Figure data in JSON:
-- START --

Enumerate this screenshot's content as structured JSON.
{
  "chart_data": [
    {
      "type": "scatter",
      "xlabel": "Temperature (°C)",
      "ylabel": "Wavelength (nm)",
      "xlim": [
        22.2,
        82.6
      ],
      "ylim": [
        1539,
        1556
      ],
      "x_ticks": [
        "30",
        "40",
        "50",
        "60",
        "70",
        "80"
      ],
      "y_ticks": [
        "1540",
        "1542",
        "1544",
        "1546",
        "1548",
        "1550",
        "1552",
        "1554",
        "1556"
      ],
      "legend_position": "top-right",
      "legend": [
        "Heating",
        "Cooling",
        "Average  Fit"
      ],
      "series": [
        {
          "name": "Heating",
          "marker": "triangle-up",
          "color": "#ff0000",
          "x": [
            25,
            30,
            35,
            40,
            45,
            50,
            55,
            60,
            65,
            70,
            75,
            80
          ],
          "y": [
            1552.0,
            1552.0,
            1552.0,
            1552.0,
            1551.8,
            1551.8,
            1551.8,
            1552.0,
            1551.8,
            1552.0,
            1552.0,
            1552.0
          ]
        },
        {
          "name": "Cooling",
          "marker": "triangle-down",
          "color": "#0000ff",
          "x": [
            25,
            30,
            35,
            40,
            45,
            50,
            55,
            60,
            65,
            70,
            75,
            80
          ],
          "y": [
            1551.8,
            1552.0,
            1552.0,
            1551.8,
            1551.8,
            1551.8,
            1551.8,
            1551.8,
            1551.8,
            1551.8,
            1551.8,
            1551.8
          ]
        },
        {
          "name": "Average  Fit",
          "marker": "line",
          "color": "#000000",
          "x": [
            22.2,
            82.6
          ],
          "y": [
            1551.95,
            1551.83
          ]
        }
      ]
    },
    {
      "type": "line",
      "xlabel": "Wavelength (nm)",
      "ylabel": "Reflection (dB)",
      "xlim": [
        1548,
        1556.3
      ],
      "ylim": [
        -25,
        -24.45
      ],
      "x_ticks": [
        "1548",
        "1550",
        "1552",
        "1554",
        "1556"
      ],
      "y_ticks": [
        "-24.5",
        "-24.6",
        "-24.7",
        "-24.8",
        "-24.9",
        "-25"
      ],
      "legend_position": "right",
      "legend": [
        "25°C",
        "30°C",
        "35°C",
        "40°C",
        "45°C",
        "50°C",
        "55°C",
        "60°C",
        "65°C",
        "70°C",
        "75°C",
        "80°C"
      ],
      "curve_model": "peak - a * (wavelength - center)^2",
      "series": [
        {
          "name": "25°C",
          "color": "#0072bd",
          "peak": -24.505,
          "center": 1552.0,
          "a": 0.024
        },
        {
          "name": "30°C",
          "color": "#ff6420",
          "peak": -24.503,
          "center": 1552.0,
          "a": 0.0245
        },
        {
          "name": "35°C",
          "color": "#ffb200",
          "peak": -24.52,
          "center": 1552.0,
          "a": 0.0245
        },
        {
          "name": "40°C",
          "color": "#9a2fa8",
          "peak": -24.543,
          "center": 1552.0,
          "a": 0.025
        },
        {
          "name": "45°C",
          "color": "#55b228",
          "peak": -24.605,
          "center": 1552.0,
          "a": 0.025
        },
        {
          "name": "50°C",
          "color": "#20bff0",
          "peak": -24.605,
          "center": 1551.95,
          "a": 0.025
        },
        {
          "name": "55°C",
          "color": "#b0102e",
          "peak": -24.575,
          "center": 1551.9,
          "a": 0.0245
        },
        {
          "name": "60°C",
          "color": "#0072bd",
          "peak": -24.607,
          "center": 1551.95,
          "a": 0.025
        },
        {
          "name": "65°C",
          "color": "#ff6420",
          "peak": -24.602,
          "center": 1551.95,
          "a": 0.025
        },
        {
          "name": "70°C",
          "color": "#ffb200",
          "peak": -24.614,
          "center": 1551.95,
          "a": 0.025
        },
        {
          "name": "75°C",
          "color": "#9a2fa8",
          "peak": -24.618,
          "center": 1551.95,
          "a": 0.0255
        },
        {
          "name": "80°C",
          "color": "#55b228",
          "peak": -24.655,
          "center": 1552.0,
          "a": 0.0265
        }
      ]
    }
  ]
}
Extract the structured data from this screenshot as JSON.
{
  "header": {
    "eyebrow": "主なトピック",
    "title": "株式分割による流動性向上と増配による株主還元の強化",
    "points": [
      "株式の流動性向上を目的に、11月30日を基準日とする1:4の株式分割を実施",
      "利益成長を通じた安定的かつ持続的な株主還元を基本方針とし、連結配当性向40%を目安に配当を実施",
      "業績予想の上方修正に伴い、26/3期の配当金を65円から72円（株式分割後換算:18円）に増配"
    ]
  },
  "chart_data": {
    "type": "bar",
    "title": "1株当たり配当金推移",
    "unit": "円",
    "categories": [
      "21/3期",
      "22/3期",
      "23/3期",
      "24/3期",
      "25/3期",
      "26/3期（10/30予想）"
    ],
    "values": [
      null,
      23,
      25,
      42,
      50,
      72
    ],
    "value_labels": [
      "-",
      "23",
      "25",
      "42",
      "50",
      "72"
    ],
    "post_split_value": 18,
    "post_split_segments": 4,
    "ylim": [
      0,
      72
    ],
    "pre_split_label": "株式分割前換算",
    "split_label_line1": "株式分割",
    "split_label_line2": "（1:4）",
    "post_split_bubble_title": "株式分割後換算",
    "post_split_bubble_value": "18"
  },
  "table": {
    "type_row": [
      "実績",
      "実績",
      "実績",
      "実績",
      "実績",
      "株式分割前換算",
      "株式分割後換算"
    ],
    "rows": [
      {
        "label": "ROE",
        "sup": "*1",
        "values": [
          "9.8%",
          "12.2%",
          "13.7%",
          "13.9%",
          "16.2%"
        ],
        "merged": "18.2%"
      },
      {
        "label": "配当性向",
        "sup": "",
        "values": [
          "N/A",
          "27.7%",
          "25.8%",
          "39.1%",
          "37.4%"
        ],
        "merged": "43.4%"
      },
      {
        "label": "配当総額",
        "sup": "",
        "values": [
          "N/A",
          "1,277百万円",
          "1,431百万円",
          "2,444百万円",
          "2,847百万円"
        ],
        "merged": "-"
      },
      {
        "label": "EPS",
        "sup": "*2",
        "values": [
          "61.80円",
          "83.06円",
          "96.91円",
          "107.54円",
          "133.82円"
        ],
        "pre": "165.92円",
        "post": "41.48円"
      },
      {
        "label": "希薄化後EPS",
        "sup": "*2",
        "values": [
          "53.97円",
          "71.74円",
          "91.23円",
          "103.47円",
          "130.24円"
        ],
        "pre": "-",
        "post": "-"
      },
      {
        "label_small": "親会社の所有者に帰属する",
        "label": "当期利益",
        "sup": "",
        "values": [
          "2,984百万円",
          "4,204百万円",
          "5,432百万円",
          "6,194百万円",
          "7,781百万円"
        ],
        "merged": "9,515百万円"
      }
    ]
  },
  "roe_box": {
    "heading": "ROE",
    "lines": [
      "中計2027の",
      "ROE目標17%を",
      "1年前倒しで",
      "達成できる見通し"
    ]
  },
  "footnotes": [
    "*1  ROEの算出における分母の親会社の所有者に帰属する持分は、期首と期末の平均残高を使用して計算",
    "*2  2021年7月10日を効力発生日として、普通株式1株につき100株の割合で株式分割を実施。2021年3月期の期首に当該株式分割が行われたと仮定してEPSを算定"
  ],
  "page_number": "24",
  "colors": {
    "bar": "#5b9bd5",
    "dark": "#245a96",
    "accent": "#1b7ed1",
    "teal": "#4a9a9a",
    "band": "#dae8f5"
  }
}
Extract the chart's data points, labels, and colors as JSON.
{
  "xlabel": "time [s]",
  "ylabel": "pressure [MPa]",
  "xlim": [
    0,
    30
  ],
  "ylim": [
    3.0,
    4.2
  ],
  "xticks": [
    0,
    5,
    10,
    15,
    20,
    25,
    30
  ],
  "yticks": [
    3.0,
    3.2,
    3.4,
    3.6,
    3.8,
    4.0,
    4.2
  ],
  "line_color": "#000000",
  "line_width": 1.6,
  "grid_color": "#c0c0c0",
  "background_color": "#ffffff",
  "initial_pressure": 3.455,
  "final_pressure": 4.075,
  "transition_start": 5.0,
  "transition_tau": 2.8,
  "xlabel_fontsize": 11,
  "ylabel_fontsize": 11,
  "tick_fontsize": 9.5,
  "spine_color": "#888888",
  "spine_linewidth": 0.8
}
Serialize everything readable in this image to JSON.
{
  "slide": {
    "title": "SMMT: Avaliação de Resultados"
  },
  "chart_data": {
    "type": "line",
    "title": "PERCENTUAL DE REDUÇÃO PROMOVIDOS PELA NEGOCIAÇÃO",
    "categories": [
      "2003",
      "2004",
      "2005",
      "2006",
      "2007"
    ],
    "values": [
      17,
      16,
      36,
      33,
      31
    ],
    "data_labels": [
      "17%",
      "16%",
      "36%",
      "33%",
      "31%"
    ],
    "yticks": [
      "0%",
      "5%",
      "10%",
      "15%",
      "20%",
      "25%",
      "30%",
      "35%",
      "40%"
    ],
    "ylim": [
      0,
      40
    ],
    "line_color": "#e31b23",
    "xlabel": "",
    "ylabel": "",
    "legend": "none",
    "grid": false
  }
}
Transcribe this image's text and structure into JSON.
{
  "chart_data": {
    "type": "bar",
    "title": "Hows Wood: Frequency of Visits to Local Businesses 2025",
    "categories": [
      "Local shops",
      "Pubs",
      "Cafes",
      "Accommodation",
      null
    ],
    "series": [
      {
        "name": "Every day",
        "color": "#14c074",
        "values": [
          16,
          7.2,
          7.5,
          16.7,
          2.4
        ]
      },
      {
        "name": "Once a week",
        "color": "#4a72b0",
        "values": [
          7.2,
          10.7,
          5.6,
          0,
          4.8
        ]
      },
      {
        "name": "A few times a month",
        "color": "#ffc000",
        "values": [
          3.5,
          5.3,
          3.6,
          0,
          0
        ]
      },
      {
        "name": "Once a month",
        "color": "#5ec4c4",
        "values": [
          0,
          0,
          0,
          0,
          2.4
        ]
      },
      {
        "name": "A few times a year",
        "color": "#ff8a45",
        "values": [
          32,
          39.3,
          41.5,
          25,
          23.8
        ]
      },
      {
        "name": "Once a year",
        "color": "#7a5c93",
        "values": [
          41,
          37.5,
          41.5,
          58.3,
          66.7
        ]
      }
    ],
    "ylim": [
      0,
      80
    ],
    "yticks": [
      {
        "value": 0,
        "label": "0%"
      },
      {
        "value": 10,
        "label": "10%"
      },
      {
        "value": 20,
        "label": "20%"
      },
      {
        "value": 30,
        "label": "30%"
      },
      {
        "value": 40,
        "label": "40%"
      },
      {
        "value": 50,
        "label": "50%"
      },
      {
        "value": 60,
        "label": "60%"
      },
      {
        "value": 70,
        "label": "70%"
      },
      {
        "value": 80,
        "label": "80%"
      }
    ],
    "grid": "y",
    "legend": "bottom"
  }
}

-- END --

PROBLEM REQUIREMENTS: Count every line in the entries above where the word "merged" appears; respond with the number alone.

REPLY TO THE TASK: 4